Data excerpts:

————————

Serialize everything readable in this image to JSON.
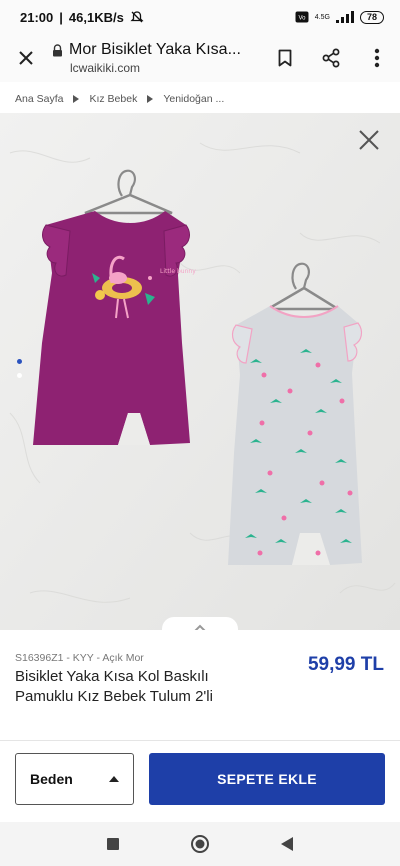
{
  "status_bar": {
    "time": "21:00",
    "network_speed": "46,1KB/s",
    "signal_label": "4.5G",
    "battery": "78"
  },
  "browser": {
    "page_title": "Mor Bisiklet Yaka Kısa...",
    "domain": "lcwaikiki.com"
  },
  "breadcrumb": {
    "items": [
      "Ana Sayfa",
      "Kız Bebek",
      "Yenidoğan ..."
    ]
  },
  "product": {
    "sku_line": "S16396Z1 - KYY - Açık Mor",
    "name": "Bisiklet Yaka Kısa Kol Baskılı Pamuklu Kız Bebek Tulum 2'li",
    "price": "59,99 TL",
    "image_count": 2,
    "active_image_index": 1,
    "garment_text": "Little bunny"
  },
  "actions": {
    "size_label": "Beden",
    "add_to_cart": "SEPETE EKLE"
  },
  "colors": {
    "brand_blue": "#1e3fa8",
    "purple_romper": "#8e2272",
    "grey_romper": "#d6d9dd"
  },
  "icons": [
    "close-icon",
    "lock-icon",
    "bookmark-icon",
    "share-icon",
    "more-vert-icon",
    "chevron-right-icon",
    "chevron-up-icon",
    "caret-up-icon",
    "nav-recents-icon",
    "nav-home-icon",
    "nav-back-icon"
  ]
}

————————

* **STATED TASK**
Reproduce each line exactly as it appears, omitting the pictures.

* **FINISHED TASK**
Serialize everything readable in this image to JSON.
{
  "status_bar": {
    "time": "21:00",
    "network_speed": "46,1KB/s",
    "signal_label": "4.5G",
    "battery": "78"
  },
  "browser": {
    "page_title": "Mor Bisiklet Yaka Kısa...",
    "domain": "lcwaikiki.com"
  },
  "breadcrumb": {
    "items": [
      "Ana Sayfa",
      "Kız Bebek",
      "Yenidoğan ..."
    ]
  },
  "product": {
    "sku_line": "S16396Z1 - KYY - Açık Mor",
    "name": "Bisiklet Yaka Kısa Kol Baskılı Pamuklu Kız Bebek Tulum 2'li",
    "price": "59,99 TL",
    "image_count": 2,
    "active_image_index": 1,
    "garment_text": "Little bunny"
  },
  "actions": {
    "size_label": "Beden",
    "add_to_cart": "SEPETE EKLE"
  },
  "colors": {
    "brand_blue": "#1e3fa8",
    "purple_romper": "#8e2272",
    "grey_romper": "#d6d9dd"
  },
  "icons": [
    "close-icon",
    "lock-icon",
    "bookmark-icon",
    "share-icon",
    "more-vert-icon",
    "chevron-right-icon",
    "chevron-up-icon",
    "caret-up-icon",
    "nav-recents-icon",
    "nav-home-icon",
    "nav-back-icon"
  ]
}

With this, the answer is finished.